++++ Dataset

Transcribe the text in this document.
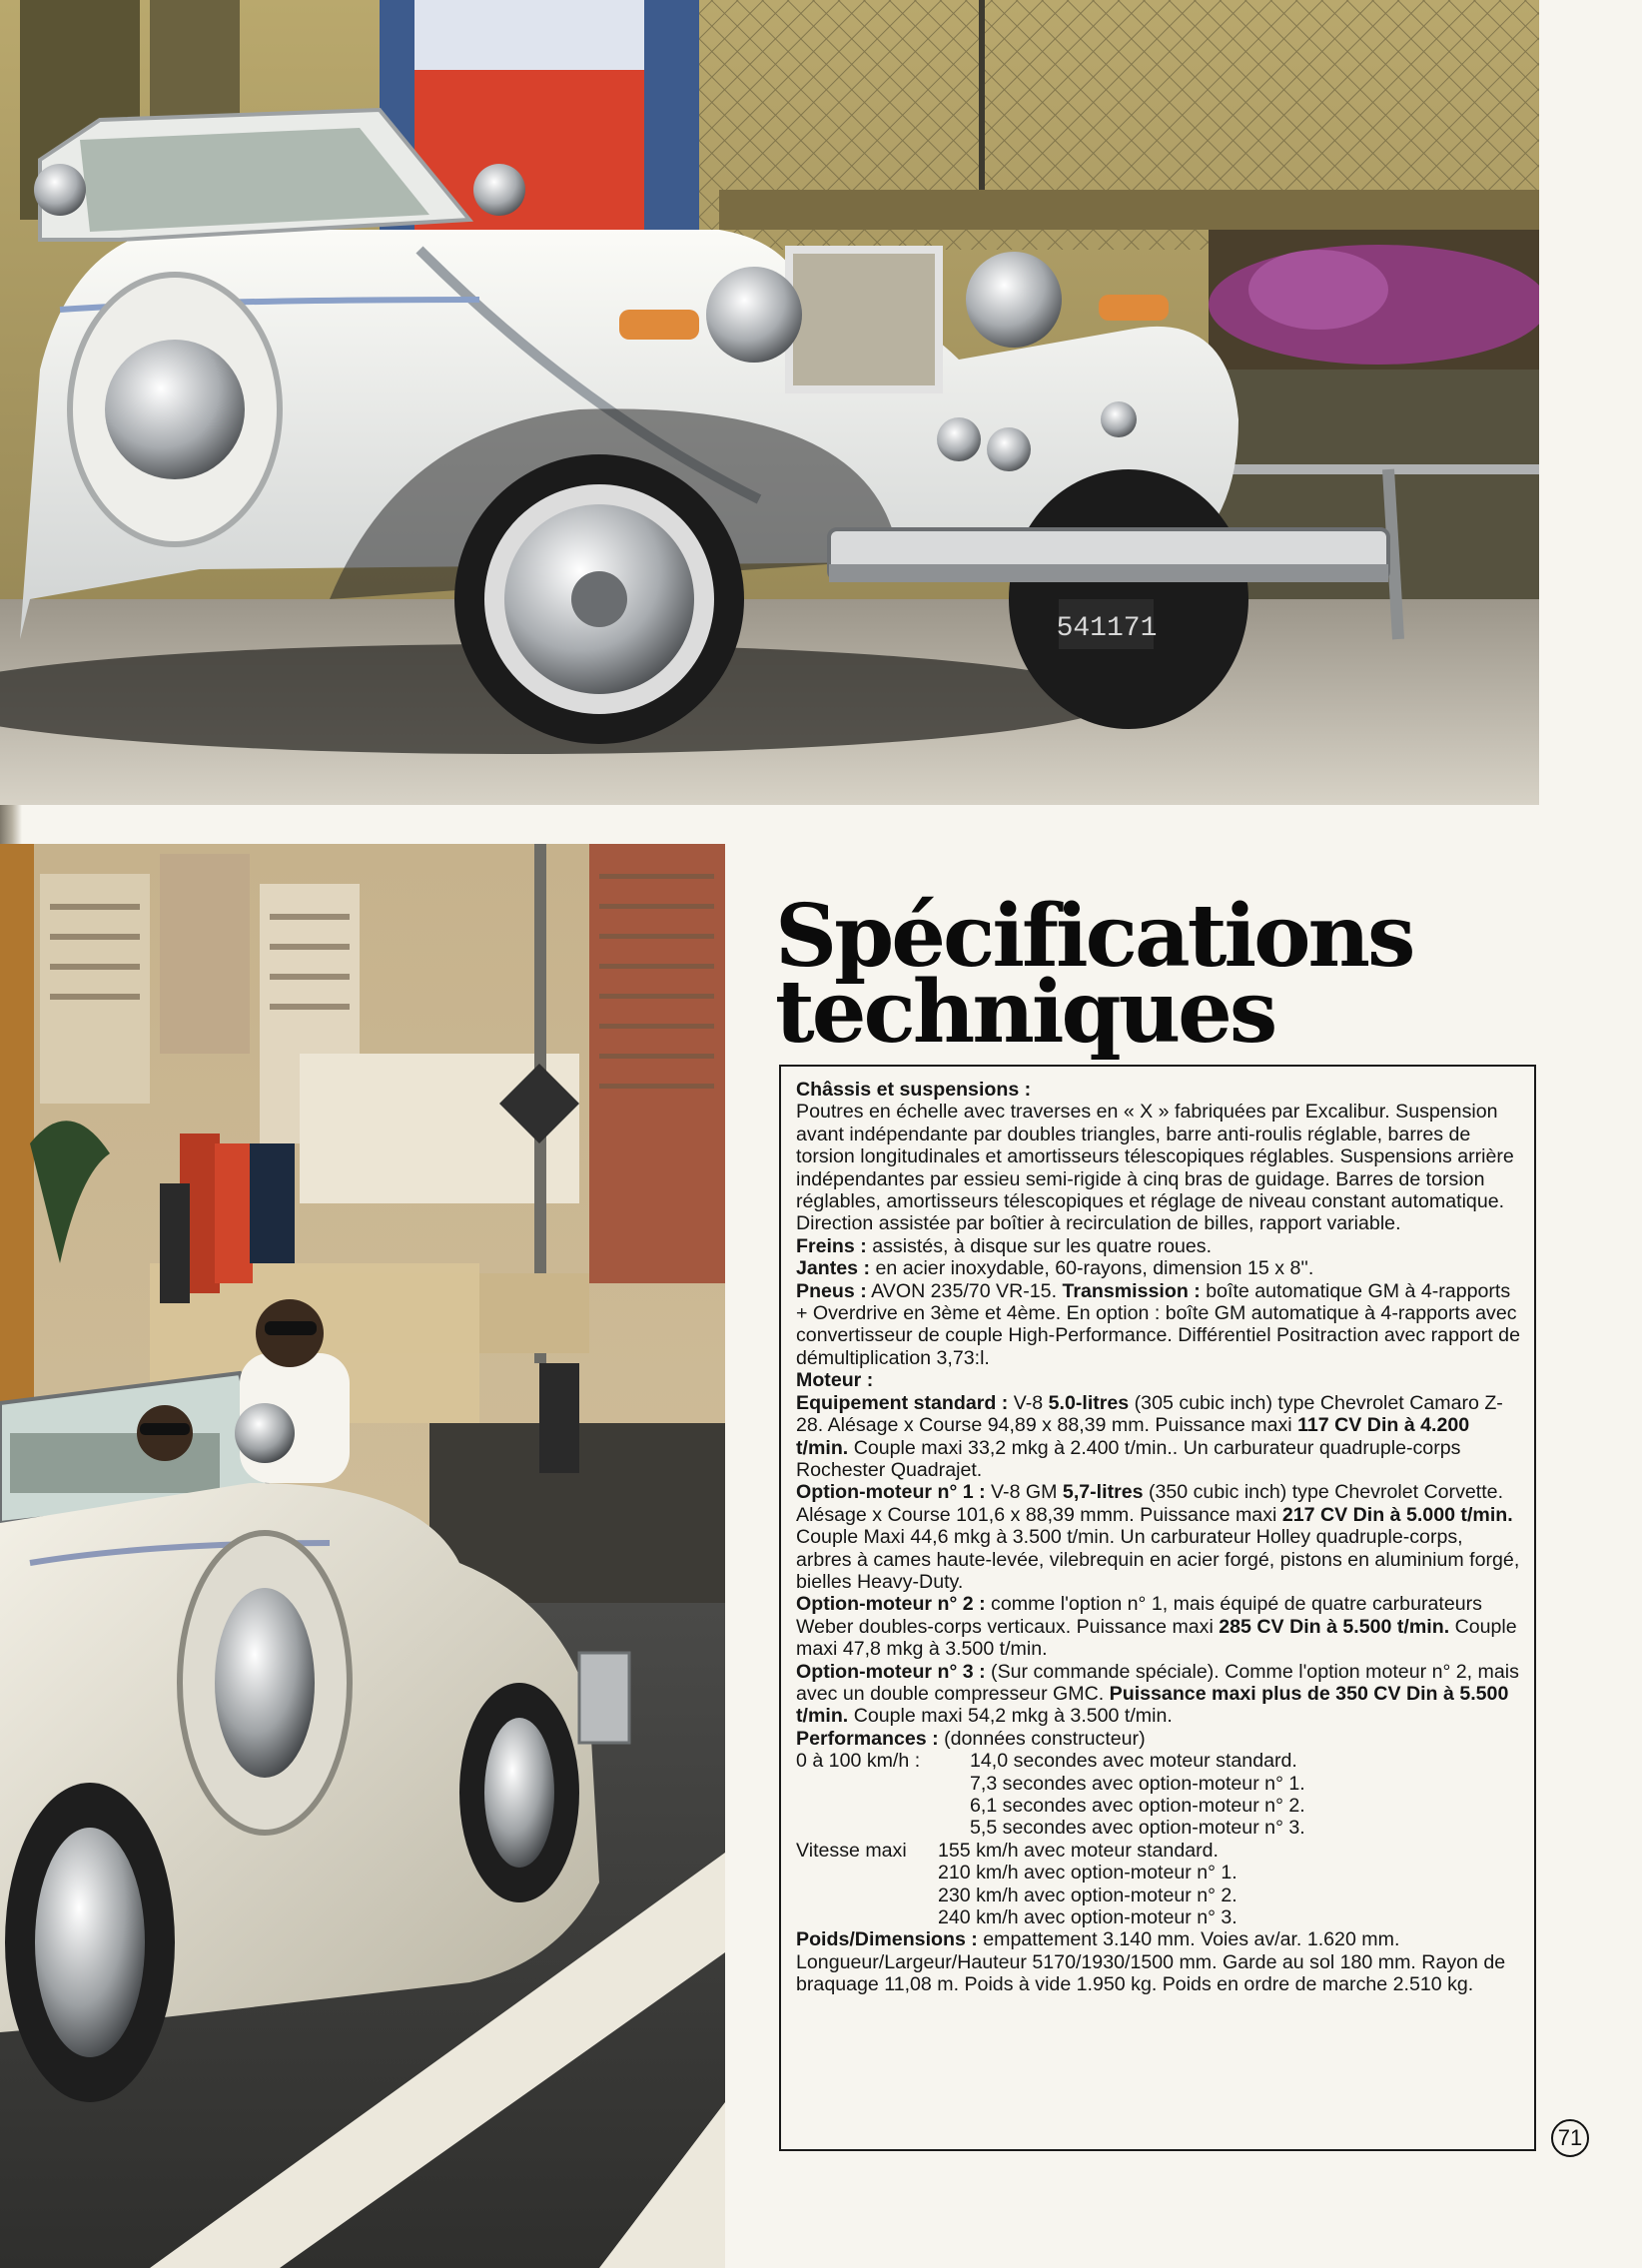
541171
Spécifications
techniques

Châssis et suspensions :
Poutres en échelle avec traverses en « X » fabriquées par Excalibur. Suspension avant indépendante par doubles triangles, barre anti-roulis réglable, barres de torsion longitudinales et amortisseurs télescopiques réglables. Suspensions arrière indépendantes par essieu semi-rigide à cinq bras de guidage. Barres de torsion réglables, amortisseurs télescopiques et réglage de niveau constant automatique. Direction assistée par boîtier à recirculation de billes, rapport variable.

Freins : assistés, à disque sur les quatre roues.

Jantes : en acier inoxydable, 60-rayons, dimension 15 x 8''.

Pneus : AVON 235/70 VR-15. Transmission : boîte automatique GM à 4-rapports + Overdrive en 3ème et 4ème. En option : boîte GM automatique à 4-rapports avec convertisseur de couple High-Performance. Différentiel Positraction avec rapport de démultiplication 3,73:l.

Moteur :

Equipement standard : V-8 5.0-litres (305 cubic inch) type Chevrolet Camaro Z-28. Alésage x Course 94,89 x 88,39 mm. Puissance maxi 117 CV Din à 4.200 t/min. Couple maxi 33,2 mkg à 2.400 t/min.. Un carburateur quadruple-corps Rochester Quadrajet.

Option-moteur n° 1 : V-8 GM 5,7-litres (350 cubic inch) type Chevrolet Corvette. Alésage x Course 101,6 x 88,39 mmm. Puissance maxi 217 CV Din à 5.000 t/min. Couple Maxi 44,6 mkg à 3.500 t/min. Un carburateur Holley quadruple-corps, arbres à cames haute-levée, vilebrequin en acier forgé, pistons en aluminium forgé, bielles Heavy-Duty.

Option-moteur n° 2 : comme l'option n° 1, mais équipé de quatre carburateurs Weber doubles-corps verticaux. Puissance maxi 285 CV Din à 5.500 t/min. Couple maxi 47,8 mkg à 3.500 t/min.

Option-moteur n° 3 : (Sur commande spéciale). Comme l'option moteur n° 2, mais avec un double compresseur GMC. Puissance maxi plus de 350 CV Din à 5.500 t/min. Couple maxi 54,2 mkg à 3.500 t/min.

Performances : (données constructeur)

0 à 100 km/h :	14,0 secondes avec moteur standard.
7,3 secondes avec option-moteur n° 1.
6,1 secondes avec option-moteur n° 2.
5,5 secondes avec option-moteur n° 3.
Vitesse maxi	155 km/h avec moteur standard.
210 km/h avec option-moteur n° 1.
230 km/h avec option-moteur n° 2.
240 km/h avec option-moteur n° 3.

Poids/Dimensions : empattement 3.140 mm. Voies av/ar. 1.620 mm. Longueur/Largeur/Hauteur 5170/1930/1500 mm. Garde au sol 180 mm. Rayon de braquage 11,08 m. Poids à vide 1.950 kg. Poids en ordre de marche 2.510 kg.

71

++++++++

__Exercise objective__
Using the listing, copy every line where the word "quatre" shows up.

__Final result__
Freins : assistés, à disque sur les quatre roues.
Option-moteur n° 2 : comme l'option n° 1, mais équipé de quatre carburateurs Weber doubles-corps verticaux. Puissance maxi 285 CV Din à 5.500 t/min. Couple maxi 47,8 mkg à 3.500 t/min.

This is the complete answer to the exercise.